The records -
** START **
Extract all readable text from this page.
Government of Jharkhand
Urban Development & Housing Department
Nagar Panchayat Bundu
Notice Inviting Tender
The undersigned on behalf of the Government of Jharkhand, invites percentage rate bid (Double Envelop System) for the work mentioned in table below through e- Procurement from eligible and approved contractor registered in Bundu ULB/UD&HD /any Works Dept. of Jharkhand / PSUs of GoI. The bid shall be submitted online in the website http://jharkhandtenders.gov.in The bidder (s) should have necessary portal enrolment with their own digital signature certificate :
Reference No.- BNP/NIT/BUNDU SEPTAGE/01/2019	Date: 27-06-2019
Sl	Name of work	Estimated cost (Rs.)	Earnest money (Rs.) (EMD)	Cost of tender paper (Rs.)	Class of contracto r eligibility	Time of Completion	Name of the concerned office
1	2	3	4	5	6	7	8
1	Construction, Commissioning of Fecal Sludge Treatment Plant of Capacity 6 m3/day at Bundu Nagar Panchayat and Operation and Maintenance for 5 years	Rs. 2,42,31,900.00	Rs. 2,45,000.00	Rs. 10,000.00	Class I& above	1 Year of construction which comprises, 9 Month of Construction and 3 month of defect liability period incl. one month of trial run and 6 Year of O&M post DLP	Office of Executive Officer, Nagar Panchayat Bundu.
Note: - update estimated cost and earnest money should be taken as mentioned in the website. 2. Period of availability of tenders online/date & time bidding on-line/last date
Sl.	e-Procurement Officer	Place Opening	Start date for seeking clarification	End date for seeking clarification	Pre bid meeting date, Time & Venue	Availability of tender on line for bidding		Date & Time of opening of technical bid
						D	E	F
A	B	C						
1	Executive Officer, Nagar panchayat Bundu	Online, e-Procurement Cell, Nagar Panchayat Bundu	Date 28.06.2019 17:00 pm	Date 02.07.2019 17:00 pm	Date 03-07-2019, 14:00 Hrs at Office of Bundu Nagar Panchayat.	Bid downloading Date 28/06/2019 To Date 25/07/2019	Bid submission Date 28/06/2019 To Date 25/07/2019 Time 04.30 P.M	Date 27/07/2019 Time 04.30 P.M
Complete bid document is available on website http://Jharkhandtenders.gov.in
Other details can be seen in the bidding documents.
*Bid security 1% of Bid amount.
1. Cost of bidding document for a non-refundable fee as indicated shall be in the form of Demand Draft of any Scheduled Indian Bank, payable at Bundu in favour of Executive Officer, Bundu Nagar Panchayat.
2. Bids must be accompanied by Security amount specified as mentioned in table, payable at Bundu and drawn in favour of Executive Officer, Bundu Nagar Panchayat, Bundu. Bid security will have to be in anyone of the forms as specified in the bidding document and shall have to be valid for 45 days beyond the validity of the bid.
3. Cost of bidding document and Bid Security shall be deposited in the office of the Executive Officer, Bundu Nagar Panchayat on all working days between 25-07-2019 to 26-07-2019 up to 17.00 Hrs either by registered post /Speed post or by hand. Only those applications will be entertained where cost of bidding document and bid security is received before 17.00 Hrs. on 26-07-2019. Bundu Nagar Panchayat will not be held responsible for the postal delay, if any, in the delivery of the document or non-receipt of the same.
** END **
Work to complete - Copy each line from the data above that includes "Class".

Exercise solution -
Sl	Name of work	Estimated cost (Rs.)	Earnest money (Rs.) (EMD)	Cost of tender paper (Rs.)	Class of contracto r eligibility	Time of Completion	Name of the concerned office
1	Construction, Commissioning of Fecal Sludge Treatment Plant of Capacity 6 m3/day at Bundu Nagar Panchayat and Operation and Maintenance for 5 years	Rs. 2,42,31,900.00	Rs. 2,45,000.00	Rs. 10,000.00	Class I& above	1 Year of construction which comprises, 9 Month of Construction and 3 month of defect liability period incl. one month of trial run and 6 Year of O&M post DLP	Office of Executive Officer, Nagar Panchayat Bundu.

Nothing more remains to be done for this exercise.